#### EXERCISE DESCRIPTION
Records follow. Copy every line with "structured".

#### RECORD SET
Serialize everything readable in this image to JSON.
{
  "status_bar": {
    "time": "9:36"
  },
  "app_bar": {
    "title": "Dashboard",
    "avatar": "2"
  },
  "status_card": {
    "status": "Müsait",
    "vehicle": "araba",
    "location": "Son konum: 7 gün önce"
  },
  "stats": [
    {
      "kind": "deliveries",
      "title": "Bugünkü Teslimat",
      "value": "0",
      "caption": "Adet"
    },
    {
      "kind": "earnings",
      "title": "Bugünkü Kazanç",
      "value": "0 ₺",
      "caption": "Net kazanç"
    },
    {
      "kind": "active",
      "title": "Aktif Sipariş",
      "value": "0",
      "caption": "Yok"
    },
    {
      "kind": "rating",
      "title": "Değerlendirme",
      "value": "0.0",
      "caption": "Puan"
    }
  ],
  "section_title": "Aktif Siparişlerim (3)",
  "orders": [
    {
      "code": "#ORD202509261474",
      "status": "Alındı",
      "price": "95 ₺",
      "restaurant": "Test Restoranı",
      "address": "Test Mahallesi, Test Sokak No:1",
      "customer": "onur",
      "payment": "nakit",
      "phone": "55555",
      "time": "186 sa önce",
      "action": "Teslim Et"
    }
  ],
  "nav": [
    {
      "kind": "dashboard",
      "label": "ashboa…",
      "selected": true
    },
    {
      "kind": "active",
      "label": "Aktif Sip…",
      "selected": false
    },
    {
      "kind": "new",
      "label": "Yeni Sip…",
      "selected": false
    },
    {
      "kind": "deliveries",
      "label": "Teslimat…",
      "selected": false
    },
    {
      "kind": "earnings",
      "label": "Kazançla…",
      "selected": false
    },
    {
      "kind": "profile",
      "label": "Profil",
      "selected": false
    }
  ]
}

...

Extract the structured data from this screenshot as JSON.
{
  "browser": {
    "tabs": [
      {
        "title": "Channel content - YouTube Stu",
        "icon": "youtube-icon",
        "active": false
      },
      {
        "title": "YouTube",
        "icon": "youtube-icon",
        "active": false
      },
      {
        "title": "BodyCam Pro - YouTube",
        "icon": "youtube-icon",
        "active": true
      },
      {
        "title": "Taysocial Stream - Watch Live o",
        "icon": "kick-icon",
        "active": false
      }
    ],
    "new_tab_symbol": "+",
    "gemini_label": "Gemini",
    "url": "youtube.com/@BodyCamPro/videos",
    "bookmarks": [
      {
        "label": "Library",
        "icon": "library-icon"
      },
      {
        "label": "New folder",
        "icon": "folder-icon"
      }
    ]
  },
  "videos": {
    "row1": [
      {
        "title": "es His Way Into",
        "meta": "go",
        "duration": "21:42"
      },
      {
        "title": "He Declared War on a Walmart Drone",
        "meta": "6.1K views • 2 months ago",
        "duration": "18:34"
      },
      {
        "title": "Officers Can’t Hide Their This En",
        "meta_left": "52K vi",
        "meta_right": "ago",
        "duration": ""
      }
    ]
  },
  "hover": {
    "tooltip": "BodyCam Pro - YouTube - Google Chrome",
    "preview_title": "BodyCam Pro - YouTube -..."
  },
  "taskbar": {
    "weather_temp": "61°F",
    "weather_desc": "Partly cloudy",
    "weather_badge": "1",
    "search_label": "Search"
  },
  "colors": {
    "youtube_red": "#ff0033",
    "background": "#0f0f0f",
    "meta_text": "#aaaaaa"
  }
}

==

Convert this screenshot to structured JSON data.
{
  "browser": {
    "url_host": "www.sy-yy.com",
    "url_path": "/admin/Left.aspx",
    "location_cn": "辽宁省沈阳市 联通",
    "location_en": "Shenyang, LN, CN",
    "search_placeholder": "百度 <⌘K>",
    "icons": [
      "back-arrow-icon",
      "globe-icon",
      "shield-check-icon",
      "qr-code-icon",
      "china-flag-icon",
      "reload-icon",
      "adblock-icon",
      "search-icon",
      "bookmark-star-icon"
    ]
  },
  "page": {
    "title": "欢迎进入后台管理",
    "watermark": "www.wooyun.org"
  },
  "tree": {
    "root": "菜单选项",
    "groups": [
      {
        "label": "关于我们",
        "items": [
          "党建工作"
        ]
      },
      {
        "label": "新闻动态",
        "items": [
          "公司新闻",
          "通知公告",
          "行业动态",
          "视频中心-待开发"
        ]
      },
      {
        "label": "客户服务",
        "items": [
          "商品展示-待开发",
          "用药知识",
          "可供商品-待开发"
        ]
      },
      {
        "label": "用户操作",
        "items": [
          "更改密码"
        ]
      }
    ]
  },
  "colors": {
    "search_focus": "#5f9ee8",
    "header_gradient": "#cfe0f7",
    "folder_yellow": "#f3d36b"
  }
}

#### TASK RESPONSE
Extract the structured data from this screenshot as JSON.
Convert this screenshot to structured JSON data.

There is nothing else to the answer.